List all lines in the material below that contain "Still".
╭─ Task input
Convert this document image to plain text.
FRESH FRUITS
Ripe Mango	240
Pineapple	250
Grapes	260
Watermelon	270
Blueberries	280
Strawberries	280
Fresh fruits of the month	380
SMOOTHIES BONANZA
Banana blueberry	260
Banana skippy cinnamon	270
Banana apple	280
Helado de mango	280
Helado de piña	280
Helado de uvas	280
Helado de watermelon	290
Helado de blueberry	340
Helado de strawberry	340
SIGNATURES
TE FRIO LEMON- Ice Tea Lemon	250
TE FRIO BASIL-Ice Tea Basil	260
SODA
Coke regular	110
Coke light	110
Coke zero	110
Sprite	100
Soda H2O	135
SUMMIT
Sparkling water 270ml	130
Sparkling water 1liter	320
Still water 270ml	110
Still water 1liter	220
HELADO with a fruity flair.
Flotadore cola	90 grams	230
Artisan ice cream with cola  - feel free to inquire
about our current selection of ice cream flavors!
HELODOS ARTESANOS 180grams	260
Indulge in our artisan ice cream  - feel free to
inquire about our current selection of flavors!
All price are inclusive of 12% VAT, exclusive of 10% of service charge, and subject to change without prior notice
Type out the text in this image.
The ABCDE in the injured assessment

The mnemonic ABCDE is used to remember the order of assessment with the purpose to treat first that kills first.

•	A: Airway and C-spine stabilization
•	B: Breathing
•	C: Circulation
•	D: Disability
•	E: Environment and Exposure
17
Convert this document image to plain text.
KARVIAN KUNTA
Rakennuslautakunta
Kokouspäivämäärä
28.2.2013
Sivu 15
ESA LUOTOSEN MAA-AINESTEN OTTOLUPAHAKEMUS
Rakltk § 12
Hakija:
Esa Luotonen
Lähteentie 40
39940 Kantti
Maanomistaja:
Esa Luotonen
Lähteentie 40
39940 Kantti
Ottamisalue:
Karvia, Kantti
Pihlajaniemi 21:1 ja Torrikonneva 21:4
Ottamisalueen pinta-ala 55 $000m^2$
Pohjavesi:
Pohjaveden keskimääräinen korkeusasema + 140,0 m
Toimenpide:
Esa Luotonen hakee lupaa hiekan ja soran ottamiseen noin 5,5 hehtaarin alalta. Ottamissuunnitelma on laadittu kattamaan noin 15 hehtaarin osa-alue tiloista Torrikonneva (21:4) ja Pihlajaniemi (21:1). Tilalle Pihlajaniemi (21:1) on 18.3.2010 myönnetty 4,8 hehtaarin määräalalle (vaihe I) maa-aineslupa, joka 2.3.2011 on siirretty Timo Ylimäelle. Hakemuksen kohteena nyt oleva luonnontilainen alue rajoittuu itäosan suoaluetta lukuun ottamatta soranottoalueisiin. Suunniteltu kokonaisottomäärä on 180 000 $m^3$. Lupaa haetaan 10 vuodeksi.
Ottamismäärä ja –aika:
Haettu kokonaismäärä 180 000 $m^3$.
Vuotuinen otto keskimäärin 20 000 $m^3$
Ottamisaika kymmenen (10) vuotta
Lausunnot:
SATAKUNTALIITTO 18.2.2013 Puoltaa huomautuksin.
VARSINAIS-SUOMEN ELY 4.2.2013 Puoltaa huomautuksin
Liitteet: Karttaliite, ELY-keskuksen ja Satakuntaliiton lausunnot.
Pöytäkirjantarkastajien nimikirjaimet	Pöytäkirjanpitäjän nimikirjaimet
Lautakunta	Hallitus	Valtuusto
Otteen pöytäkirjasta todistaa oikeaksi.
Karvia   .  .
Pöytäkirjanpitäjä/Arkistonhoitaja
╰─
Solution:
Still water 270ml	110
Still water 1liter	220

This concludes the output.